(Stored data entries)
=-=-=-=-=
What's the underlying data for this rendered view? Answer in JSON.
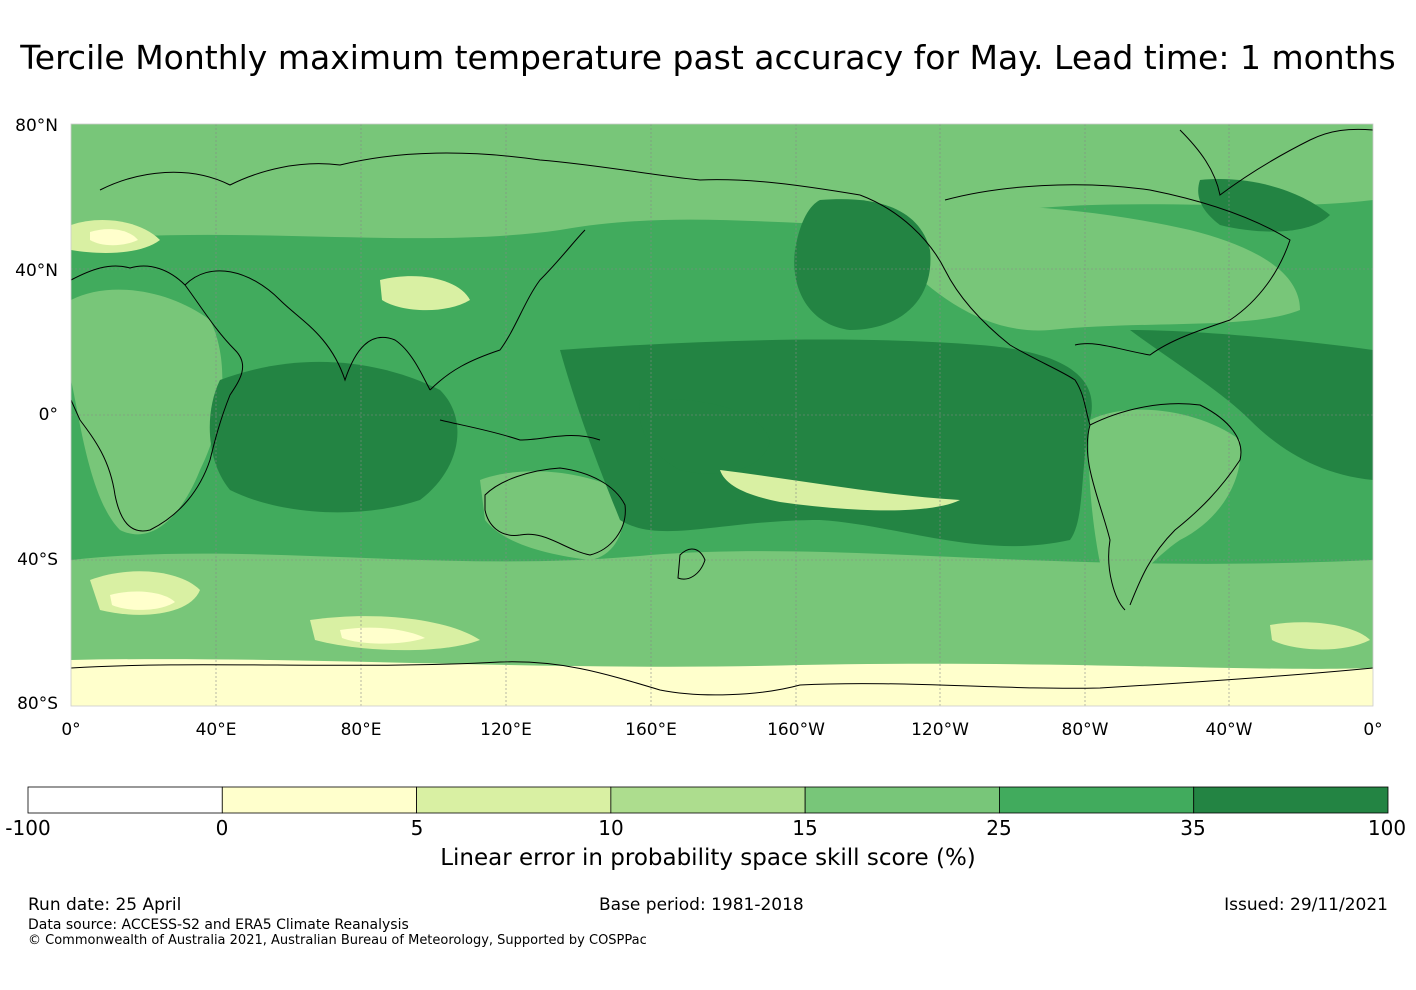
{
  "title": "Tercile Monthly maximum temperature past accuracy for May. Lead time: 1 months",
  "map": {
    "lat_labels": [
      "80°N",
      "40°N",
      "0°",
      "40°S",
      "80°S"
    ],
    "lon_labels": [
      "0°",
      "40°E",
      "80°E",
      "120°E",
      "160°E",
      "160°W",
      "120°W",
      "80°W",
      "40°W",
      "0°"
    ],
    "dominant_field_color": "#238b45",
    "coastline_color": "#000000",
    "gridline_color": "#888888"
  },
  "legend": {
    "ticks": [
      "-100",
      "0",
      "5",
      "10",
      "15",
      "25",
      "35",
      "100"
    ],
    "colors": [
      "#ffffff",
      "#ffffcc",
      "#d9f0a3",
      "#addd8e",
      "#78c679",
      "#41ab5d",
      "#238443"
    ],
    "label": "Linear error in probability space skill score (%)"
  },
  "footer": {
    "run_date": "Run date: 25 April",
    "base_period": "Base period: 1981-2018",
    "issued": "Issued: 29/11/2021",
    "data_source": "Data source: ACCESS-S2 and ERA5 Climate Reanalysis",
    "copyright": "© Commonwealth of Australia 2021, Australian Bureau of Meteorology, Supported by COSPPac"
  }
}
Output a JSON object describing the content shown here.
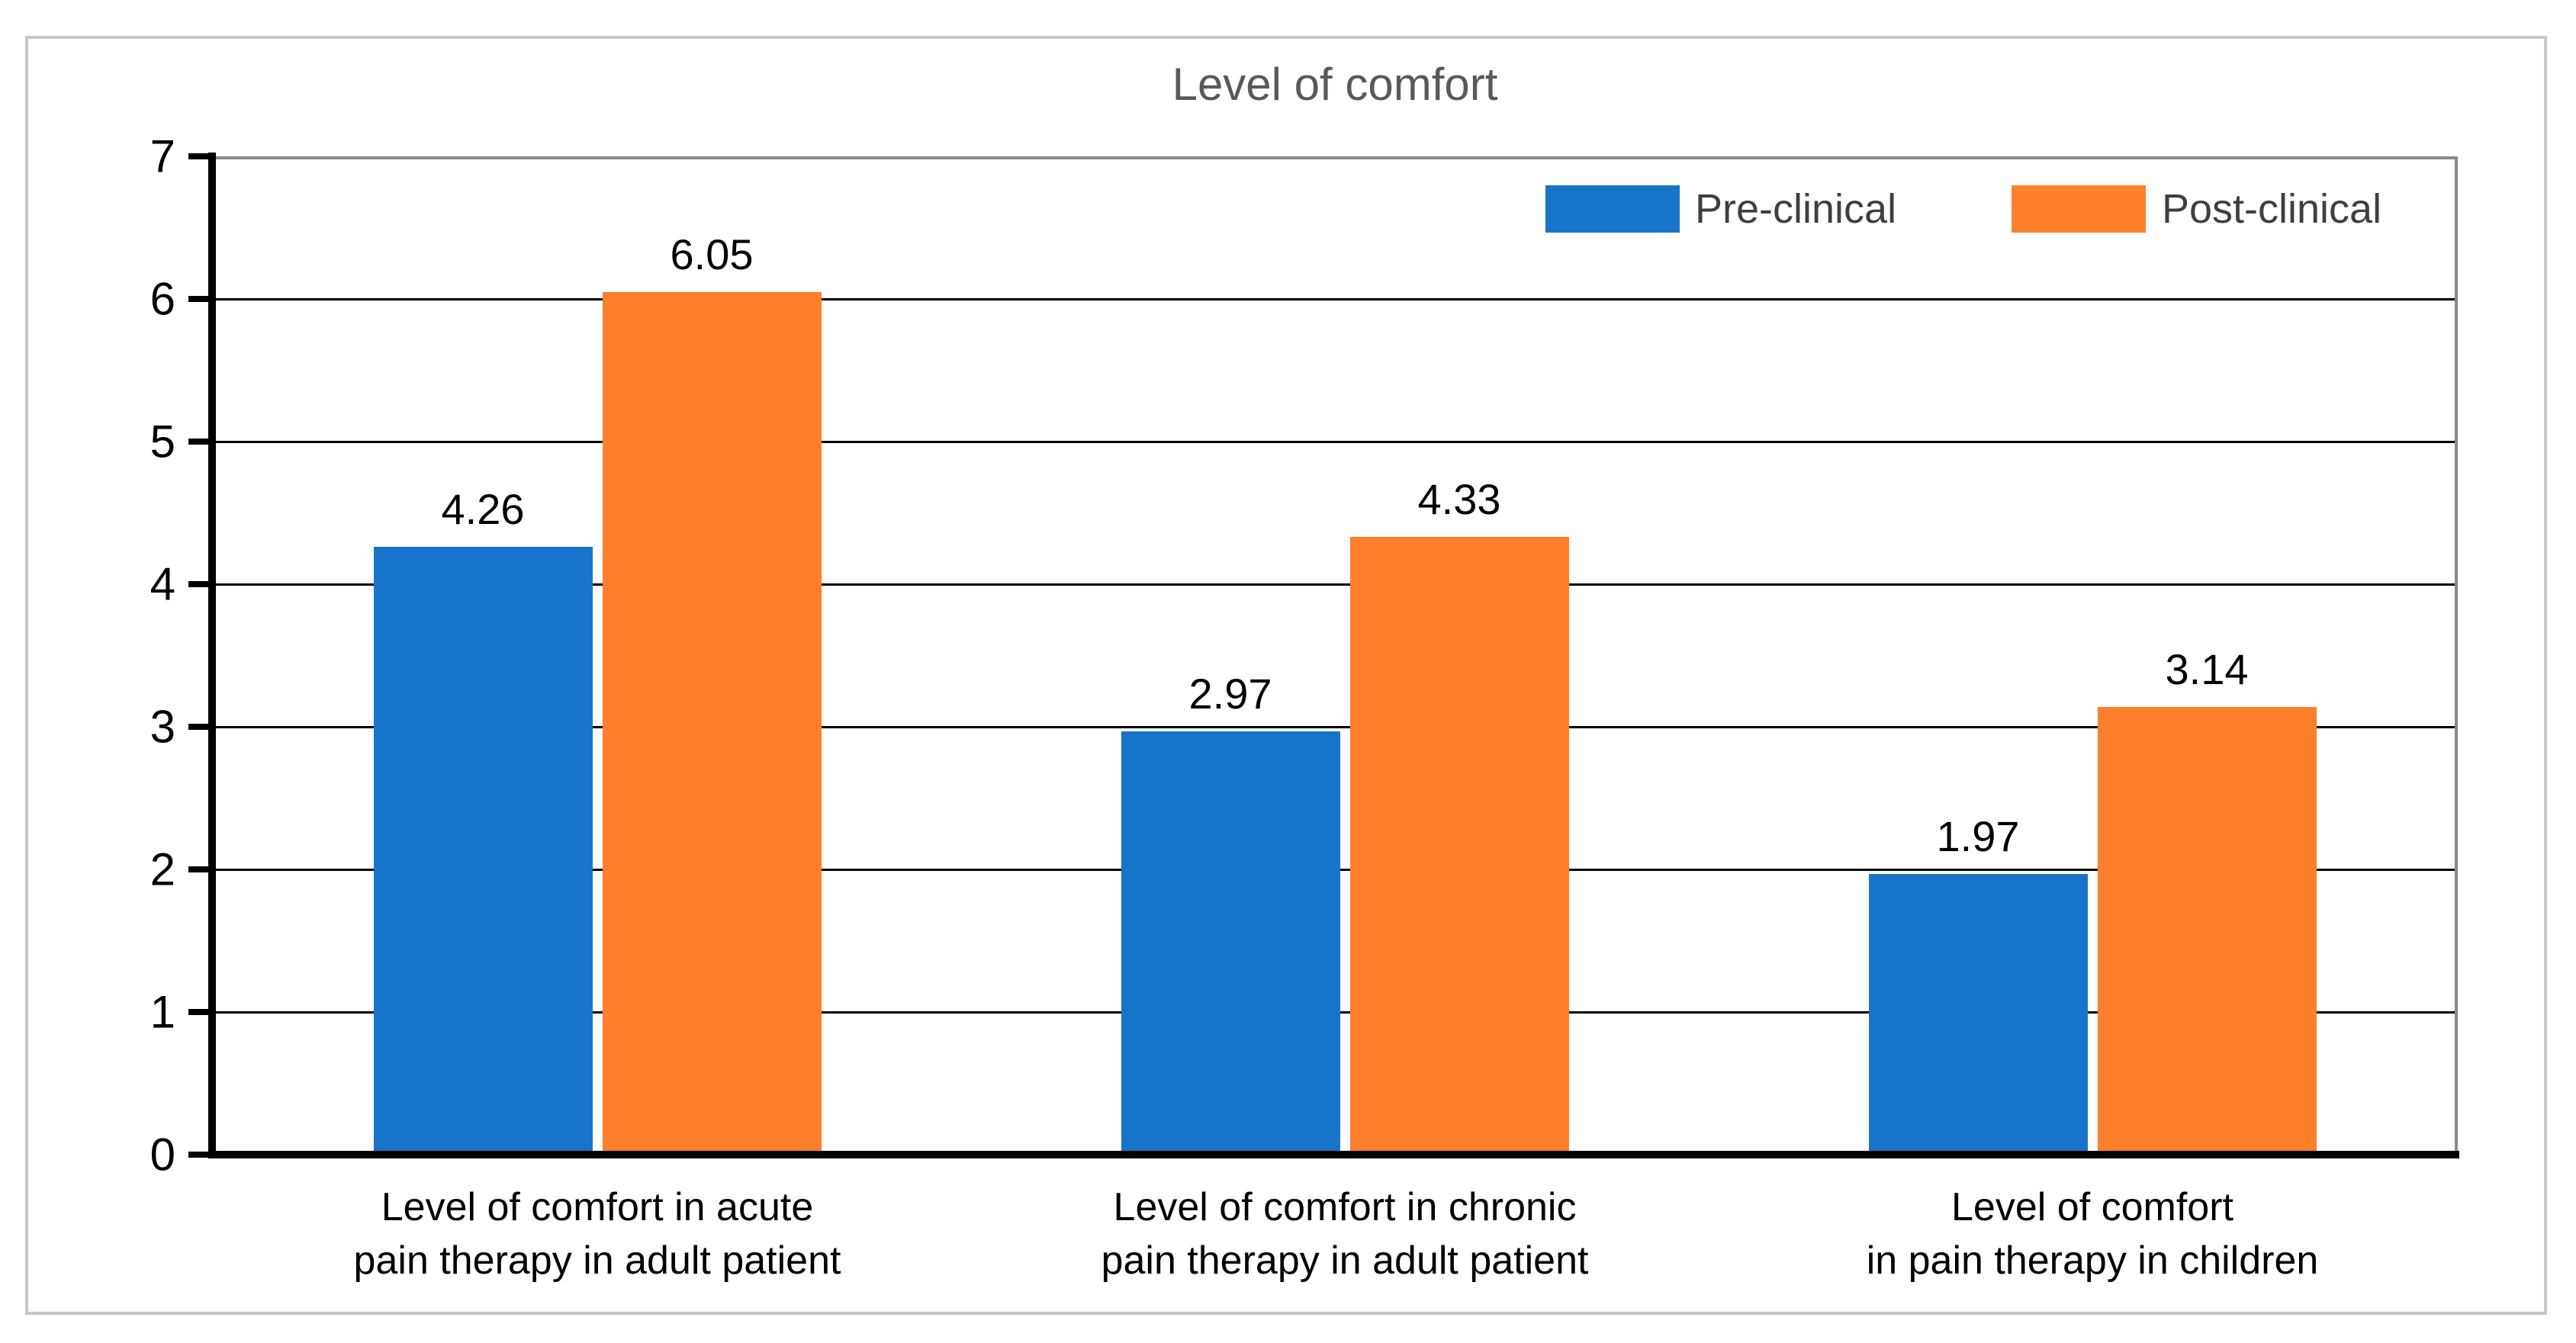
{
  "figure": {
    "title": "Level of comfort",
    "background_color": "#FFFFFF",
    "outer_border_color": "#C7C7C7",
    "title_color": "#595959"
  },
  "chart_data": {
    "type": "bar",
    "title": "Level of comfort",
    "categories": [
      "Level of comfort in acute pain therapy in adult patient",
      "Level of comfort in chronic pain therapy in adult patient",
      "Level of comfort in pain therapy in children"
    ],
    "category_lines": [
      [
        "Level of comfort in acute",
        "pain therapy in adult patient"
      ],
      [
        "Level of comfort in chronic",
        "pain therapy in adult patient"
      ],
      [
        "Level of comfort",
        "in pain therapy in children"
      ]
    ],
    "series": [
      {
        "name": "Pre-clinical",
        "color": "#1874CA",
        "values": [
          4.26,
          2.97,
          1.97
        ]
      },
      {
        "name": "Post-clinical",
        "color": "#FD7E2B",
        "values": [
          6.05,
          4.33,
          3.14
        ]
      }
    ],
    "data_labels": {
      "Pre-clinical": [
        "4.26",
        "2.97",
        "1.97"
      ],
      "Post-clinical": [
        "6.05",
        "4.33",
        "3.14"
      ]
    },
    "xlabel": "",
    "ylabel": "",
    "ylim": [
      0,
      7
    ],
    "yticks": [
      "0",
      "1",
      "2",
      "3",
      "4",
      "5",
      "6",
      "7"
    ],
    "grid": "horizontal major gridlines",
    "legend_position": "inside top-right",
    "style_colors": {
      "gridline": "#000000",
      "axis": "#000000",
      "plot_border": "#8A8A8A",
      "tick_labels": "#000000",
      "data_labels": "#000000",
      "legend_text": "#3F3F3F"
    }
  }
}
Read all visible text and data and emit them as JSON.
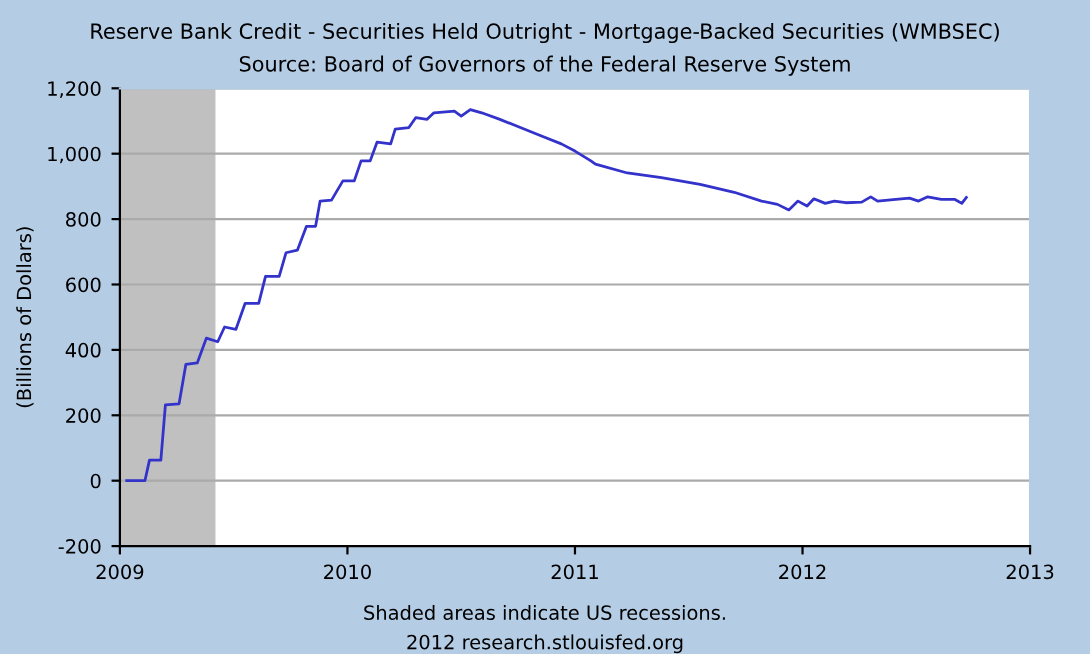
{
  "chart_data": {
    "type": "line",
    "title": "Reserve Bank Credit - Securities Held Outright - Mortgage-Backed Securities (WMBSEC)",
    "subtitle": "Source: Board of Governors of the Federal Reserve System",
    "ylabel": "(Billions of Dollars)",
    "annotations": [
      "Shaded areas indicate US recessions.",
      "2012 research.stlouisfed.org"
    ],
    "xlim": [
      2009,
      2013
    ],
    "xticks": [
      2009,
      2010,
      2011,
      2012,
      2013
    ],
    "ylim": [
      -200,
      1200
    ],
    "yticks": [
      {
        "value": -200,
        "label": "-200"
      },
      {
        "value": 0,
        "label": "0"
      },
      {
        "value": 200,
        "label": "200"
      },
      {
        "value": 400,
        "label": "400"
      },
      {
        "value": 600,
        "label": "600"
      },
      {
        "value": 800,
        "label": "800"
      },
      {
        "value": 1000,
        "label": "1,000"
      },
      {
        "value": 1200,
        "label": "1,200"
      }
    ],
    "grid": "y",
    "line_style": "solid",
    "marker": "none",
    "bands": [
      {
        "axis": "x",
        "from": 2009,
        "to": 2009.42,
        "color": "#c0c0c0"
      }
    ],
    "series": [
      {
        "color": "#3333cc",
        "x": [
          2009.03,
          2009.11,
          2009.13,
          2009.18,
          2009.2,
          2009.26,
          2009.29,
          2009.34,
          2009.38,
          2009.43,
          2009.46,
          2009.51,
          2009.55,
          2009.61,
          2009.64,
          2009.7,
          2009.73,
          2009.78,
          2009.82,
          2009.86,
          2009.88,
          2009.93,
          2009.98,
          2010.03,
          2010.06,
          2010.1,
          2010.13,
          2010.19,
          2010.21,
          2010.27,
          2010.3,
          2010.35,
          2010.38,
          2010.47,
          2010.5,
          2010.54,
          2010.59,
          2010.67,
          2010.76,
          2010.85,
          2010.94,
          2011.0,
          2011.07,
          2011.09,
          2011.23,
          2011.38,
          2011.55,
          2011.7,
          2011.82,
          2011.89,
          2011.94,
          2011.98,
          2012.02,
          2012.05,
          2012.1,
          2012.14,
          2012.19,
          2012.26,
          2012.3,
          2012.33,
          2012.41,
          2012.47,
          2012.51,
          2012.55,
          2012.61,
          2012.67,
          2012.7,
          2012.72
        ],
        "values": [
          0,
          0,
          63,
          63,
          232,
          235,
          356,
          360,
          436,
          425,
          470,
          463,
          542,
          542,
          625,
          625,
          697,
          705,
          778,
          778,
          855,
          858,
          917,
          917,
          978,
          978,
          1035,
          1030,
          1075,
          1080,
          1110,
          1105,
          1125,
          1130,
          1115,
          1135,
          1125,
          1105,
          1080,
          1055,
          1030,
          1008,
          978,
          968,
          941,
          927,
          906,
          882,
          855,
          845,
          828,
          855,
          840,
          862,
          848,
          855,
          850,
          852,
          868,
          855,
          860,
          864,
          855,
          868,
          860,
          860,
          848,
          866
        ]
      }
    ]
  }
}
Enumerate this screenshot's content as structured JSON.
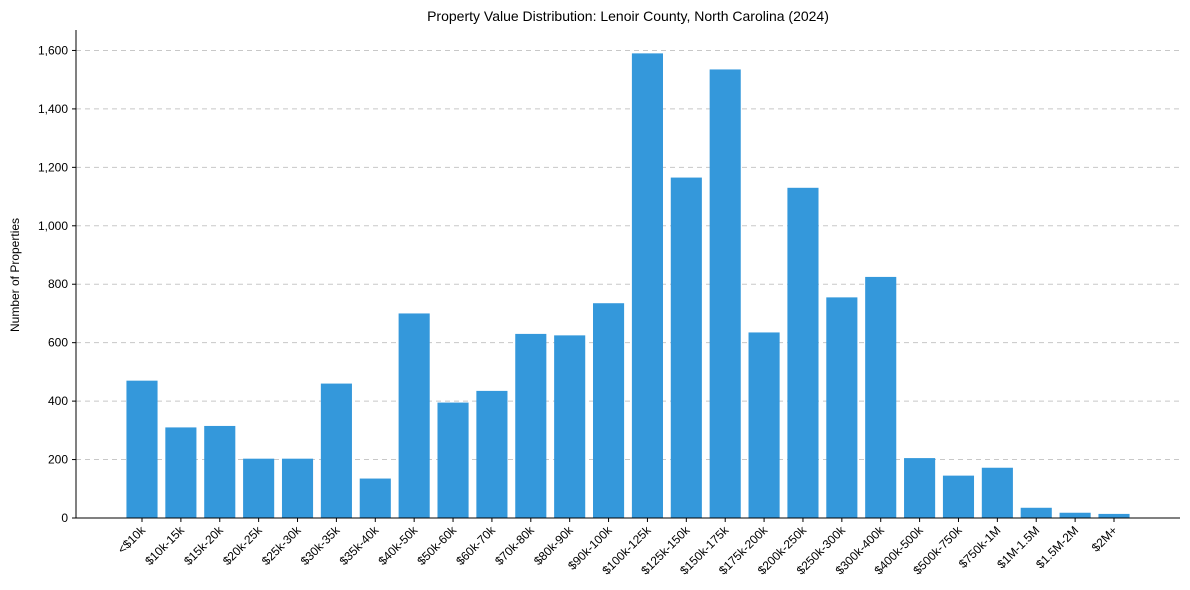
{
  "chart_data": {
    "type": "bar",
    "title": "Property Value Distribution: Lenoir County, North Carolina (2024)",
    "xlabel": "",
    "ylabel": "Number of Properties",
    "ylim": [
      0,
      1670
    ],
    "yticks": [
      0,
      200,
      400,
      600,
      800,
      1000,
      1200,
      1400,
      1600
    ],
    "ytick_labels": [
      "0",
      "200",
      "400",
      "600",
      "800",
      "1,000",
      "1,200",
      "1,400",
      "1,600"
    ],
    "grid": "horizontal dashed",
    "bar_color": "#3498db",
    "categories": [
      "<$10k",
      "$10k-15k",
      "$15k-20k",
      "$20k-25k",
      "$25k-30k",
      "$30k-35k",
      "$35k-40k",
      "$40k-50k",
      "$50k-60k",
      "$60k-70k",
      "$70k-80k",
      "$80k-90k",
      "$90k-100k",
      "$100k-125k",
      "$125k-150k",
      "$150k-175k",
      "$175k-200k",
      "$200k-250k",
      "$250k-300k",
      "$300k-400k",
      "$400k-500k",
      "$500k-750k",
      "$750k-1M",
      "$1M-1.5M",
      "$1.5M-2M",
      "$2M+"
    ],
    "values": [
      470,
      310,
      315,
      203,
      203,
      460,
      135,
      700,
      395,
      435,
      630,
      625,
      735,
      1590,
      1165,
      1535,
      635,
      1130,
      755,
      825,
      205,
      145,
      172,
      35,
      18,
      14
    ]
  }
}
=-=-=-=-=
▶ _WHAT IS REQUIRED_
Look through the material above and pick out each line holding the word "pain".

▶ _RESPONSE TO THIS EXERCISE_
      "Level of comfort in acute pain therapy in adult patient",
      "Level of comfort in chronic pain therapy in adult patient",
      "Level of comfort in pain therapy in children"
        "pain therapy in adult patient"
        "pain therapy in adult patient"
        "in pain therapy in children"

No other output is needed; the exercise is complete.